Brontekst:
■ ■ ■ ■ ■
Tips voor een vogelvriendelijk balkon

Geen balkon is te hoog, te winderig of te warm voor vogels. En ook een klein balkon kan veel voor ze betekenen. Maak jouw balkon in een mum van tijd vogelvriendelijk met deze zes tips.

1. Planten, ook op ‘lastige’ balkons
Zet potplanten neer om de vogels natuurlijk en gevarieerd voedsel te bieden. Als het past een bessenstruikje, bijvoorbeeld een blauwe bes of kruisbes, ook lekker voor jezelf! Inkleinere potten zet je bloeiende planten zoals zonnehoed, vingerhoedskruid, margriet, aster of een hangaardbei aan de reling. De vogels zijn dol op de vruchten én de insecten die erop afkomen.

2. Moestuinbakken
Voor de ‘lastige’ balkons, met veel wind, of juist pal in de zon, zijn moestuinbakken perfect: laag en zwaar. En het zijn ook nog lekkere rommelplekjes voor vogels. (Google: vierkante meter moestuin.) Kies dan voor sterke, makkelijke kruiden die tegen warmte en wind kunnen, zoals rozemarijn, lavendel of tijm. Heerlijk voor insecten (en dus geschikt voor vogels) én voor jezelf. Zo’n bak is ook een een prima plek voor gratis zakjes zaadjes die je tegenwoordig overal bij krijgt.

Let op: in de zomer is begieten wel nodig, want potplanten kunnen niet diep wortelen en zelfs de sterkste planten moeten af en toe drinken.

Denk aan de draagkracht van het balkon
Een gemiddeld balkon kan 250 kilo per m² dragen. Voor het vergelijk: een met aarde gevulde, stenen plantenbak van circa één meter lengte, weegt al gauw 120 kilo. Je eigen gewicht komt daar nog bij.
■ ■ ■ ■ ■
Opdracht A: Herschrijf het stuk uit de tekst over het vogelvriendelijke balkon, beginnend bij "2. Moestuinbakken" en doorlopend tot en met "overal bij krijgt.". Vervang daarin "rozemarijn" door "salie".
Opdracht B: Hoeveel kilo per m² kan een gemiddeld balkon volgens de tekst over het vogelvriendelijke balkon dragen?
Opdracht C: Zet de tekst met tips voor een vogelvriendelijk balkon voort vanaf het punt waar die ophoudt.
De rijen heb je hier niet voor nodig.
■ ■ ■ ■ ■
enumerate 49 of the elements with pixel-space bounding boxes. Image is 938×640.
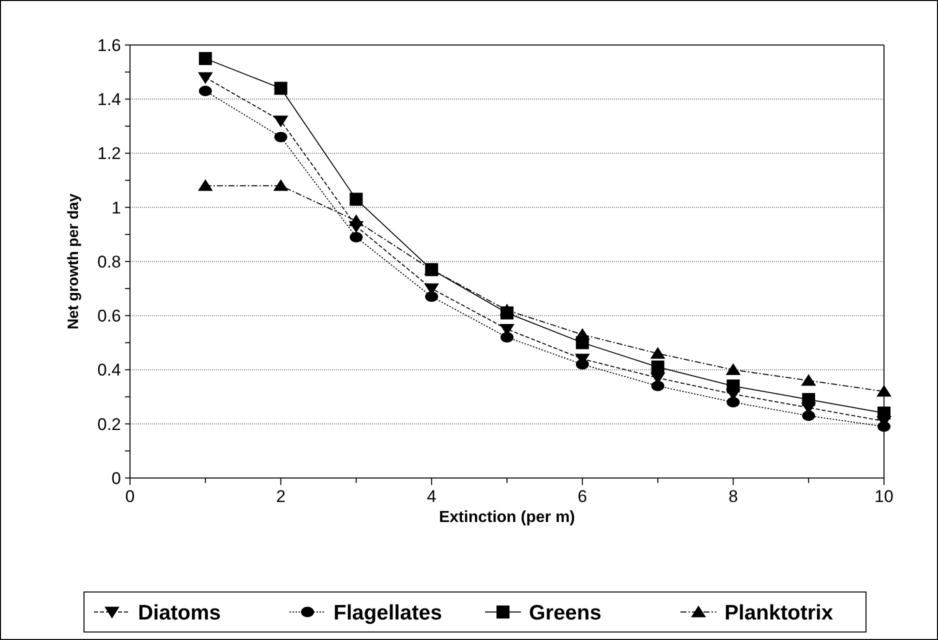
point [876,384,892,397]
x-tick-label: 2 [276,487,286,506]
point [350,192,363,206]
point [198,72,213,84]
y-tick-label: 1.4 [97,90,121,110]
point [274,132,288,142]
x-tick-label: 10 [874,487,894,506]
point [348,214,364,226]
x-tick-label: 8 [728,487,738,506]
point [273,179,288,191]
x-axis-title: Extinction (per m) [438,509,576,526]
y-tick-label: 1.2 [97,144,121,164]
y-tick-label: 0.6 [97,306,121,326]
y-axis-title: Net growth per day [65,192,82,330]
point [726,379,740,392]
point [878,421,890,432]
point [726,363,741,375]
point [802,393,816,406]
point [650,347,666,359]
x-tick-label: 6 [578,487,588,506]
point [274,82,288,95]
point [198,179,213,191]
legend-label: Diatoms [138,601,221,624]
legend-label: Planktotrix [724,601,834,624]
y-tick-label: 0.4 [97,360,121,380]
y-tick-label: 0 [112,468,121,488]
point [802,410,816,421]
point [500,332,514,342]
y-tick-label: 0.2 [97,414,121,434]
point [651,360,664,374]
x-tick-label: 0 [125,487,135,506]
point [576,359,589,370]
point [500,304,514,316]
point [726,397,740,408]
point [574,328,590,340]
x-tick-label: 4 [426,487,436,506]
point [273,116,288,128]
point [651,380,664,392]
point [801,374,816,386]
legend-label: Flagellates [334,601,442,624]
point [350,232,363,242]
legend-label: Greens [529,601,602,624]
y-tick-label: 1 [112,198,121,218]
y-tick-label: 0.8 [97,252,121,272]
point [198,52,212,66]
point [878,406,890,420]
point [198,86,212,96]
point [425,291,438,302]
y-tick-label: 1.6 [97,36,121,55]
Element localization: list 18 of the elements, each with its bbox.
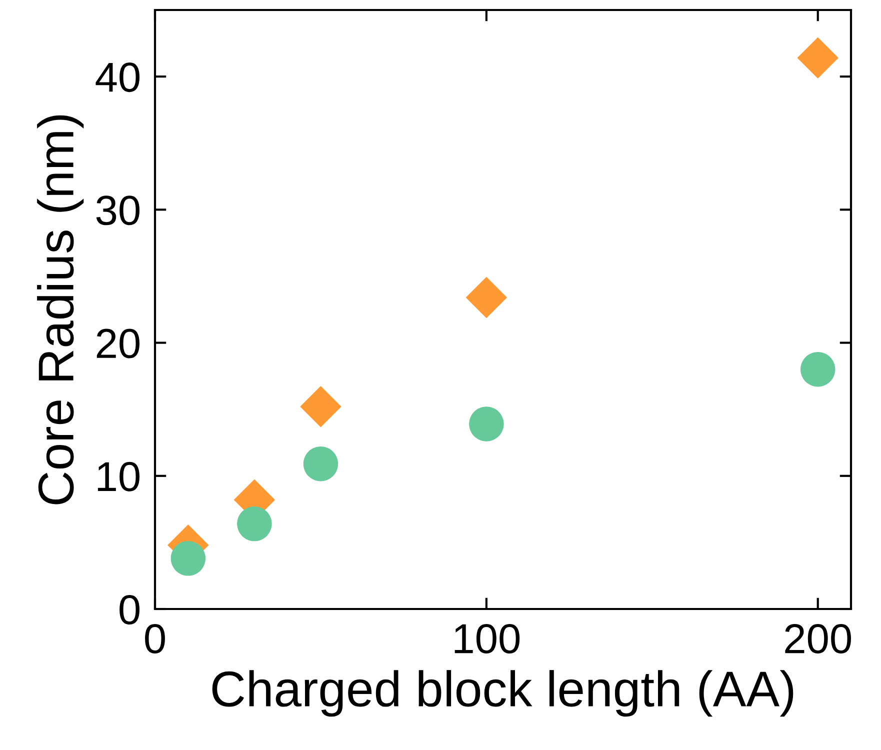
point: [797, 37, 838, 79]
x-tick-label: 200: [785, 624, 851, 654]
y-axis-title: Core Radius (nm): [37, 115, 84, 504]
point: [300, 386, 342, 428]
y-tick-label: 20: [96, 328, 140, 358]
point: [237, 506, 272, 542]
y-tick-label: 0: [120, 595, 140, 625]
x-tick-label: 0: [145, 624, 165, 654]
point: [303, 446, 338, 482]
point: [469, 406, 504, 442]
y-tick-label: 30: [96, 196, 140, 226]
x-tick-label: 100: [454, 624, 520, 654]
point: [466, 276, 508, 318]
y-tick-label: 10: [98, 462, 140, 492]
point: [170, 541, 206, 576]
y-tick-label: 40: [96, 62, 140, 92]
x-axis-title: Charged block length (AA): [212, 670, 794, 717]
point: [800, 352, 836, 387]
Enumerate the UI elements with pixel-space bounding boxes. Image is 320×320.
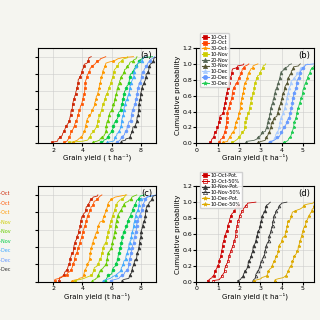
X-axis label: Grain yield (t ha⁻¹): Grain yield (t ha⁻¹) [222,154,288,161]
Text: 20-Oct: 20-Oct [0,201,10,205]
Text: 20-Dec: 20-Dec [0,258,11,263]
Text: (b): (b) [298,51,310,60]
Text: (c): (c) [141,189,152,198]
Text: (a): (a) [140,51,152,60]
X-axis label: Grain yield ( t ha⁻¹): Grain yield ( t ha⁻¹) [63,154,131,161]
Text: 30-Oct: 30-Oct [0,210,10,215]
Text: 30-Nov: 30-Nov [0,239,12,244]
X-axis label: Grain yield (t ha⁻¹): Grain yield (t ha⁻¹) [64,292,130,300]
Text: 30-Dec: 30-Dec [0,267,11,272]
Legend: 10-Oct-Pot., 10-Oct-50%, 10-Nov-Pot., 10-Nov-50%, 10-Dec-Pot., 10-Dec-50%: 10-Oct-Pot., 10-Oct-50%, 10-Nov-Pot., 10… [200,172,242,208]
Text: 20-Nov: 20-Nov [0,229,12,234]
Y-axis label: Cumulative probability: Cumulative probability [175,56,181,135]
Text: 10-Oct: 10-Oct [0,191,10,196]
X-axis label: Grain yield (t ha⁻¹): Grain yield (t ha⁻¹) [222,292,288,300]
Text: 10-Nov: 10-Nov [0,220,12,225]
Legend: 10-Oct, 20-Oct, 30-Oct, 10-Nov, 20-Nov, 30-Nov, 10-Dec, 20-Dec, 30-Dec: 10-Oct, 20-Oct, 30-Oct, 10-Nov, 20-Nov, … [200,33,229,87]
Text: 10-Dec: 10-Dec [0,248,11,253]
Text: (d): (d) [298,189,310,198]
Y-axis label: Cumulative probability: Cumulative probability [175,194,181,274]
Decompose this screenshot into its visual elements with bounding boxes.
■ ■ ■ ■ ■
Antwoord A:
2. Moestuinbakken
Voor de ‘lastige’ balkons, met veel wind, of juist pal in de zon, zijn moestuinbakken perfect: laag en zwaar. En het zijn ook nog lekkere rommelplekjes voor vogels. (Google: vierkante meter moestuin.) Kies dan voor sterke, makkelijke kruiden die tegen warmte en wind kunnen, zoals salie, lavendel of tijm. Heerlijk voor insecten (en dus geschikt voor vogels) én voor jezelf. Zo’n bak is ook een een prima plek voor gratis zakjes zaadjes die je tegenwoordig overal bij krijgt.

Antwoord B: 250 kilo per m².

Antwoord C:
3. Klimop
Maak de balkonafscheiding met je buren groen door er een klimop langs te laten groeien vanuit een plantenbak. Een ijzeren frame is handig, maar her en der een spijkertje en een ijzerdraadje krijg je deze klimmer ook omhoog. Hij groeit hard en is na een tijdje een mooie dichte schuil- of broedplaats voor huismus of merel. Daarbij bloeit een wat oudere, volwassen klimop (struikklimop) nog laat in het seizoen en geeft in de winter zwarte bessen.

4. Water
Badderen is onmisbaar voor vogels. Zet een lage waterschaal neer of koop zo’n mooie hangende waterschaal als er niet te veel wind staat.

5. Nestkast of bijenhotel
Hang daarbij een nestkast of bijenhotel op je balkon. Kies voor een mezen- of mussennestkast, dan heb je de grootste kans op bewoning. Let wel: niet in de volle zon, dan gaan de jonkies dood van de warmte. Is je balkon op de zuidzijde, hang er dan liever een bijenhotel.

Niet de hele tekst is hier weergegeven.